» **MATERIAL TO PROCESS**
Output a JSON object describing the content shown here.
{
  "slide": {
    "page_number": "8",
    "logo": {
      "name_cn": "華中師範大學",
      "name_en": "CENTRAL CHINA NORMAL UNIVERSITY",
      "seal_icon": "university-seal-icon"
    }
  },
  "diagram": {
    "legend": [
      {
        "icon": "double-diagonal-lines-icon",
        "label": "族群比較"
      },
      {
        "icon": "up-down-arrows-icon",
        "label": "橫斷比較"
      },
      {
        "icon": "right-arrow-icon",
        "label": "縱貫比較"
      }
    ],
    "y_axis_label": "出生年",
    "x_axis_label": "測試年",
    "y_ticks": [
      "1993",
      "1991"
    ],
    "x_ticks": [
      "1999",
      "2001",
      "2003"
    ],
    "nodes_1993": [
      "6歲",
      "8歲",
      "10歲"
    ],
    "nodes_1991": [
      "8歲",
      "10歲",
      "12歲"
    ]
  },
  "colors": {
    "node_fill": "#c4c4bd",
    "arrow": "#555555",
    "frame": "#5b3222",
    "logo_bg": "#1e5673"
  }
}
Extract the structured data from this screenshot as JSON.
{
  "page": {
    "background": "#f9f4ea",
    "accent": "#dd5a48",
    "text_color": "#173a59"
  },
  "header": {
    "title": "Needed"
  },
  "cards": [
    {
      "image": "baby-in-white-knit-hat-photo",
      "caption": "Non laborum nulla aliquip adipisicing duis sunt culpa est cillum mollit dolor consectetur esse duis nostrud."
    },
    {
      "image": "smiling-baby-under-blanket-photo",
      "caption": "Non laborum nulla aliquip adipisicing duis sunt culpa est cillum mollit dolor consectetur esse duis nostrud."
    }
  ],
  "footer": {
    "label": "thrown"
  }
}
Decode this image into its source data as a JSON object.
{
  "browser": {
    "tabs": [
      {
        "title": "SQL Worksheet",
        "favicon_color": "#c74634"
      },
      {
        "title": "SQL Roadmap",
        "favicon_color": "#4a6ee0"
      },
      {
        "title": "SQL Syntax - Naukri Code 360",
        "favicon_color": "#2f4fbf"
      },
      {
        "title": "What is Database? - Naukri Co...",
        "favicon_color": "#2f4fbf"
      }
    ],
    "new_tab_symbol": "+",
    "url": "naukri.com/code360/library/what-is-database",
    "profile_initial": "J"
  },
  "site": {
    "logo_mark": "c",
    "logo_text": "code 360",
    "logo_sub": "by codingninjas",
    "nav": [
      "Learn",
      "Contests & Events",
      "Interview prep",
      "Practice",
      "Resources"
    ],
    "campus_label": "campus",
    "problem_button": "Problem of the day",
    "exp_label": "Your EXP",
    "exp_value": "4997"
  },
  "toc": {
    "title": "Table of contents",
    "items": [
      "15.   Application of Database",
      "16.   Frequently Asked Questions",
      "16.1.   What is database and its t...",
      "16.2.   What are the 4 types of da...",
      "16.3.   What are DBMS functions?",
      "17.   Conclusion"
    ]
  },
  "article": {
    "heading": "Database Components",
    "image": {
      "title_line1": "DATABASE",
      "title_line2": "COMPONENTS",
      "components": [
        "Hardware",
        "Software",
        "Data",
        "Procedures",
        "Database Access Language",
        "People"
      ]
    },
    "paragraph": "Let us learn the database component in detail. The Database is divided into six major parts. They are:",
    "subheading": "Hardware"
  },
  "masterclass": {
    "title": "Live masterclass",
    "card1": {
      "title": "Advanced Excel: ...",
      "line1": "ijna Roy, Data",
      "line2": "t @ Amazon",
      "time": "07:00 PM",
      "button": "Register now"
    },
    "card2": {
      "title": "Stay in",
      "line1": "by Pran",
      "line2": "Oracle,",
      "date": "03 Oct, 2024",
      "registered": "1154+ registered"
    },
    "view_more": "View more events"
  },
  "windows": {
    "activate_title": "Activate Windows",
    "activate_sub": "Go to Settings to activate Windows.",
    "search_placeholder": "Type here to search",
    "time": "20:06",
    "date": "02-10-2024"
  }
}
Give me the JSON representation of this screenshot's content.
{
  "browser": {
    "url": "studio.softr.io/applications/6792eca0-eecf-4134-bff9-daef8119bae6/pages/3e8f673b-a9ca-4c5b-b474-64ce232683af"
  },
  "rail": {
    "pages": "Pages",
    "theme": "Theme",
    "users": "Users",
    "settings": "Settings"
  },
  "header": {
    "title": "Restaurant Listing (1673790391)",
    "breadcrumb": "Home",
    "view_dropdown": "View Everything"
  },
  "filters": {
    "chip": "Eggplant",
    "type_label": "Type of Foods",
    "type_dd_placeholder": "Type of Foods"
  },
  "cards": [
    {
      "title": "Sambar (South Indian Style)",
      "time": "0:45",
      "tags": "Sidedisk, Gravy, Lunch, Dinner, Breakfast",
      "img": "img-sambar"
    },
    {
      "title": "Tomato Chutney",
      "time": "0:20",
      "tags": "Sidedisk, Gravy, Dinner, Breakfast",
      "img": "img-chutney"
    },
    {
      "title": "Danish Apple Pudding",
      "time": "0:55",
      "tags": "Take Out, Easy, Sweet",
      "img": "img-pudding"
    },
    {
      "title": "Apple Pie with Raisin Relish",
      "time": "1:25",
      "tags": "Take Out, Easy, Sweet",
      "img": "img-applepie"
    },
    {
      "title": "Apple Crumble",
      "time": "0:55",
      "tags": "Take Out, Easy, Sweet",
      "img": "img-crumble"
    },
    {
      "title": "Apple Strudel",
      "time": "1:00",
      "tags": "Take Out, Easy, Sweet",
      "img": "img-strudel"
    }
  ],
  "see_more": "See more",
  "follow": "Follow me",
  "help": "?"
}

» **EXERCISE AIM**
Output each entry precisely as given.

» **SOLVED EXERCISE**
Output a JSON object describing the content shown here.
{
  "slide": {
    "page_number": "8",
    "logo": {
      "name_cn": "華中師範大學",
      "name_en": "CENTRAL CHINA NORMAL UNIVERSITY",
      "seal_icon": "university-seal-icon"
    }
  },
  "diagram": {
    "legend": [
      {
        "icon": "double-diagonal-lines-icon",
        "label": "族群比較"
      },
      {
        "icon": "up-down-arrows-icon",
        "label": "橫斷比較"
      },
      {
        "icon": "right-arrow-icon",
        "label": "縱貫比較"
      }
    ],
    "y_axis_label": "出生年",
    "x_axis_label": "測試年",
    "y_ticks": [
      "1993",
      "1991"
    ],
    "x_ticks": [
      "1999",
      "2001",
      "2003"
    ],
    "nodes_1993": [
      "6歲",
      "8歲",
      "10歲"
    ],
    "nodes_1991": [
      "8歲",
      "10歲",
      "12歲"
    ]
  },
  "colors": {
    "node_fill": "#c4c4bd",
    "arrow": "#555555",
    "frame": "#5b3222",
    "logo_bg": "#1e5673"
  }
}
Extract the structured data from this screenshot as JSON.
{
  "page": {
    "background": "#f9f4ea",
    "accent": "#dd5a48",
    "text_color": "#173a59"
  },
  "header": {
    "title": "Needed"
  },
  "cards": [
    {
      "image": "baby-in-white-knit-hat-photo",
      "caption": "Non laborum nulla aliquip adipisicing duis sunt culpa est cillum mollit dolor consectetur esse duis nostrud."
    },
    {
      "image": "smiling-baby-under-blanket-photo",
      "caption": "Non laborum nulla aliquip adipisicing duis sunt culpa est cillum mollit dolor consectetur esse duis nostrud."
    }
  ],
  "footer": {
    "label": "thrown"
  }
}
Decode this image into its source data as a JSON object.
{
  "browser": {
    "tabs": [
      {
        "title": "SQL Worksheet",
        "favicon_color": "#c74634"
      },
      {
        "title": "SQL Roadmap",
        "favicon_color": "#4a6ee0"
      },
      {
        "title": "SQL Syntax - Naukri Code 360",
        "favicon_color": "#2f4fbf"
      },
      {
        "title": "What is Database? - Naukri Co...",
        "favicon_color": "#2f4fbf"
      }
    ],
    "new_tab_symbol": "+",
    "url": "naukri.com/code360/library/what-is-database",
    "profile_initial": "J"
  },
  "site": {
    "logo_mark": "c",
    "logo_text": "code 360",
    "logo_sub": "by codingninjas",
    "nav": [
      "Learn",
      "Contests & Events",
      "Interview prep",
      "Practice",
      "Resources"
    ],
    "campus_label": "campus",
    "problem_button": "Problem of the day",
    "exp_label": "Your EXP",
    "exp_value": "4997"
  },
  "toc": {
    "title": "Table of contents",
    "items": [
      "15.   Application of Database",
      "16.   Frequently Asked Questions",
      "16.1.   What is database and its t...",
      "16.2.   What are the 4 types of da...",
      "16.3.   What are DBMS functions?",
      "17.   Conclusion"
    ]
  },
  "article": {
    "heading": "Database Components",
    "image": {
      "title_line1": "DATABASE",
      "title_line2": "COMPONENTS",
      "components": [
        "Hardware",
        "Software",
        "Data",
        "Procedures",
        "Database Access Language",
        "People"
      ]
    },
    "paragraph": "Let us learn the database component in detail. The Database is divided into six major parts. They are:",
    "subheading": "Hardware"
  },
  "masterclass": {
    "title": "Live masterclass",
    "card1": {
      "title": "Advanced Excel: ...",
      "line1": "ijna Roy, Data",
      "line2": "t @ Amazon",
      "time": "07:00 PM",
      "button": "Register now"
    },
    "card2": {
      "title": "Stay in",
      "line1": "by Pran",
      "line2": "Oracle,",
      "date": "03 Oct, 2024",
      "registered": "1154+ registered"
    },
    "view_more": "View more events"
  },
  "windows": {
    "activate_title": "Activate Windows",
    "activate_sub": "Go to Settings to activate Windows.",
    "search_placeholder": "Type here to search",
    "time": "20:06",
    "date": "02-10-2024"
  }
}
Give me the JSON representation of this screenshot's content.
{
  "browser": {
    "url": "studio.softr.io/applications/6792eca0-eecf-4134-bff9-daef8119bae6/pages/3e8f673b-a9ca-4c5b-b474-64ce232683af"
  },
  "rail": {
    "pages": "Pages",
    "theme": "Theme",
    "users": "Users",
    "settings": "Settings"
  },
  "header": {
    "title": "Restaurant Listing (1673790391)",
    "breadcrumb": "Home",
    "view_dropdown": "View Everything"
  },
  "filters": {
    "chip": "Eggplant",
    "type_label": "Type of Foods",
    "type_dd_placeholder": "Type of Foods"
  },
  "cards": [
    {
      "title": "Sambar (South Indian Style)",
      "time": "0:45",
      "tags": "Sidedisk, Gravy, Lunch, Dinner, Breakfast",
      "img": "img-sambar"
    },
    {
      "title": "Tomato Chutney",
      "time": "0:20",
      "tags": "Sidedisk, Gravy, Dinner, Breakfast",
      "img": "img-chutney"
    },
    {
      "title": "Danish Apple Pudding",
      "time": "0:55",
      "tags": "Take Out, Easy, Sweet",
      "img": "img-pudding"
    },
    {
      "title": "Apple Pie with Raisin Relish",
      "time": "1:25",
      "tags": "Take Out, Easy, Sweet",
      "img": "img-applepie"
    },
    {
      "title": "Apple Crumble",
      "time": "0:55",
      "tags": "Take Out, Easy, Sweet",
      "img": "img-crumble"
    },
    {
      "title": "Apple Strudel",
      "time": "1:00",
      "tags": "Take Out, Easy, Sweet",
      "img": "img-strudel"
    }
  ],
  "see_more": "See more",
  "follow": "Follow me",
  "help": "?"
}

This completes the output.